** begin EXERCISE MATERIALS **

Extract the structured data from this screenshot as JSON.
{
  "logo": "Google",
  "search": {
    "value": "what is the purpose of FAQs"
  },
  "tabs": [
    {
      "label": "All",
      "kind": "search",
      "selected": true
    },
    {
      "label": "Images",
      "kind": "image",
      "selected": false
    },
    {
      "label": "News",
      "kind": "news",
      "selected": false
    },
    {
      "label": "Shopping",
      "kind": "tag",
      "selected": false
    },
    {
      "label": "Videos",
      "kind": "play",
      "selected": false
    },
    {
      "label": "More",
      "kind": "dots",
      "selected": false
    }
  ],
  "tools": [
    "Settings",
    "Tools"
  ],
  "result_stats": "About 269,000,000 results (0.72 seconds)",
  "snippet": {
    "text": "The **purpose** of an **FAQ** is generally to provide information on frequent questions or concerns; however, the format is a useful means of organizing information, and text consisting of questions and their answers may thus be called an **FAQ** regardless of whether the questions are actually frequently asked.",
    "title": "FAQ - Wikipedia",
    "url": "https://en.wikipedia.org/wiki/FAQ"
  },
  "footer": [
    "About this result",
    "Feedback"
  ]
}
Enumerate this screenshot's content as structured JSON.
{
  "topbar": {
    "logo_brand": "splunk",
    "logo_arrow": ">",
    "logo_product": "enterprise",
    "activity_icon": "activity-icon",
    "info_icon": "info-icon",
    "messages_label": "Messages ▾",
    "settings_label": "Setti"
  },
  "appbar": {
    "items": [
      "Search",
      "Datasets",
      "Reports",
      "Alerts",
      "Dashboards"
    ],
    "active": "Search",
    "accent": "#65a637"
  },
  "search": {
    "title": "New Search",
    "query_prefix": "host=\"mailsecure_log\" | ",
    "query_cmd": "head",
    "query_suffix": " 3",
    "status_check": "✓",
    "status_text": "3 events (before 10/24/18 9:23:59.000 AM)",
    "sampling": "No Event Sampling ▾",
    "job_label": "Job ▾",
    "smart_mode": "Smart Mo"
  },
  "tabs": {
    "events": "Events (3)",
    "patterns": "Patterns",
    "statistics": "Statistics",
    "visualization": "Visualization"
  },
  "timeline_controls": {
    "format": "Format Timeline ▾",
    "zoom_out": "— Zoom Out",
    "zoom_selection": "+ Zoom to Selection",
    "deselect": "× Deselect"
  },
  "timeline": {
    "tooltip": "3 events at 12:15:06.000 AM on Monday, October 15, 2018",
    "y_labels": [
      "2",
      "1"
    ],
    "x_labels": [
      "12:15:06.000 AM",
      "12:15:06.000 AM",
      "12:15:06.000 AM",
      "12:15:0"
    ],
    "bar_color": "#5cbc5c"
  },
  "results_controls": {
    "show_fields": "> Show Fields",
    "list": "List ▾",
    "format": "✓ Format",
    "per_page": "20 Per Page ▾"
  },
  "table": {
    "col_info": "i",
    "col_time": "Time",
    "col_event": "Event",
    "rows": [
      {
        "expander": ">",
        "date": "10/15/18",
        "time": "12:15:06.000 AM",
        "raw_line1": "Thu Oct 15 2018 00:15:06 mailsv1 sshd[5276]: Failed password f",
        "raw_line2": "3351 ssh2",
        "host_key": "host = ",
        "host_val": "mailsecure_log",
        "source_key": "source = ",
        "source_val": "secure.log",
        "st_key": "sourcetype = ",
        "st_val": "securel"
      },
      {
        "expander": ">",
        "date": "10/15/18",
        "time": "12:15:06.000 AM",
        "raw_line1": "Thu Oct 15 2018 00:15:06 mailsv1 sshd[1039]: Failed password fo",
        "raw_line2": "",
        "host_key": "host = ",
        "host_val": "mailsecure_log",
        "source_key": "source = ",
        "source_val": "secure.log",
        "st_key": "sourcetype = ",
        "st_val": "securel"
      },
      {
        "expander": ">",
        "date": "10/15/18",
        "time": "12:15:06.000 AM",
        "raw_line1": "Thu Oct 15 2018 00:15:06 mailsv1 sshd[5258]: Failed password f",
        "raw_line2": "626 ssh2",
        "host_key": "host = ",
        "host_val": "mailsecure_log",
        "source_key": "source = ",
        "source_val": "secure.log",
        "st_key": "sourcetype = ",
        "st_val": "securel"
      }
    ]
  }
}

** end EXERCISE MATERIALS **

> **WHAT THIS TASK INVOLVES**: Extract all of the data above without altering anything.

> **RESPONSE**:
Extract the structured data from this screenshot as JSON.
{
  "logo": "Google",
  "search": {
    "value": "what is the purpose of FAQs"
  },
  "tabs": [
    {
      "label": "All",
      "kind": "search",
      "selected": true
    },
    {
      "label": "Images",
      "kind": "image",
      "selected": false
    },
    {
      "label": "News",
      "kind": "news",
      "selected": false
    },
    {
      "label": "Shopping",
      "kind": "tag",
      "selected": false
    },
    {
      "label": "Videos",
      "kind": "play",
      "selected": false
    },
    {
      "label": "More",
      "kind": "dots",
      "selected": false
    }
  ],
  "tools": [
    "Settings",
    "Tools"
  ],
  "result_stats": "About 269,000,000 results (0.72 seconds)",
  "snippet": {
    "text": "The **purpose** of an **FAQ** is generally to provide information on frequent questions or concerns; however, the format is a useful means of organizing information, and text consisting of questions and their answers may thus be called an **FAQ** regardless of whether the questions are actually frequently asked.",
    "title": "FAQ - Wikipedia",
    "url": "https://en.wikipedia.org/wiki/FAQ"
  },
  "footer": [
    "About this result",
    "Feedback"
  ]
}
Enumerate this screenshot's content as structured JSON.
{
  "topbar": {
    "logo_brand": "splunk",
    "logo_arrow": ">",
    "logo_product": "enterprise",
    "activity_icon": "activity-icon",
    "info_icon": "info-icon",
    "messages_label": "Messages ▾",
    "settings_label": "Setti"
  },
  "appbar": {
    "items": [
      "Search",
      "Datasets",
      "Reports",
      "Alerts",
      "Dashboards"
    ],
    "active": "Search",
    "accent": "#65a637"
  },
  "search": {
    "title": "New Search",
    "query_prefix": "host=\"mailsecure_log\" | ",
    "query_cmd": "head",
    "query_suffix": " 3",
    "status_check": "✓",
    "status_text": "3 events (before 10/24/18 9:23:59.000 AM)",
    "sampling": "No Event Sampling ▾",
    "job_label": "Job ▾",
    "smart_mode": "Smart Mo"
  },
  "tabs": {
    "events": "Events (3)",
    "patterns": "Patterns",
    "statistics": "Statistics",
    "visualization": "Visualization"
  },
  "timeline_controls": {
    "format": "Format Timeline ▾",
    "zoom_out": "— Zoom Out",
    "zoom_selection": "+ Zoom to Selection",
    "deselect": "× Deselect"
  },
  "timeline": {
    "tooltip": "3 events at 12:15:06.000 AM on Monday, October 15, 2018",
    "y_labels": [
      "2",
      "1"
    ],
    "x_labels": [
      "12:15:06.000 AM",
      "12:15:06.000 AM",
      "12:15:06.000 AM",
      "12:15:0"
    ],
    "bar_color": "#5cbc5c"
  },
  "results_controls": {
    "show_fields": "> Show Fields",
    "list": "List ▾",
    "format": "✓ Format",
    "per_page": "20 Per Page ▾"
  },
  "table": {
    "col_info": "i",
    "col_time": "Time",
    "col_event": "Event",
    "rows": [
      {
        "expander": ">",
        "date": "10/15/18",
        "time": "12:15:06.000 AM",
        "raw_line1": "Thu Oct 15 2018 00:15:06 mailsv1 sshd[5276]: Failed password f",
        "raw_line2": "3351 ssh2",
        "host_key": "host = ",
        "host_val": "mailsecure_log",
        "source_key": "source = ",
        "source_val": "secure.log",
        "st_key": "sourcetype = ",
        "st_val": "securel"
      },
      {
        "expander": ">",
        "date": "10/15/18",
        "time": "12:15:06.000 AM",
        "raw_line1": "Thu Oct 15 2018 00:15:06 mailsv1 sshd[1039]: Failed password fo",
        "raw_line2": "",
        "host_key": "host = ",
        "host_val": "mailsecure_log",
        "source_key": "source = ",
        "source_val": "secure.log",
        "st_key": "sourcetype = ",
        "st_val": "securel"
      },
      {
        "expander": ">",
        "date": "10/15/18",
        "time": "12:15:06.000 AM",
        "raw_line1": "Thu Oct 15 2018 00:15:06 mailsv1 sshd[5258]: Failed password f",
        "raw_line2": "626 ssh2",
        "host_key": "host = ",
        "host_val": "mailsecure_log",
        "source_key": "source = ",
        "source_val": "secure.log",
        "st_key": "sourcetype = ",
        "st_val": "securel"
      }
    ]
  }
}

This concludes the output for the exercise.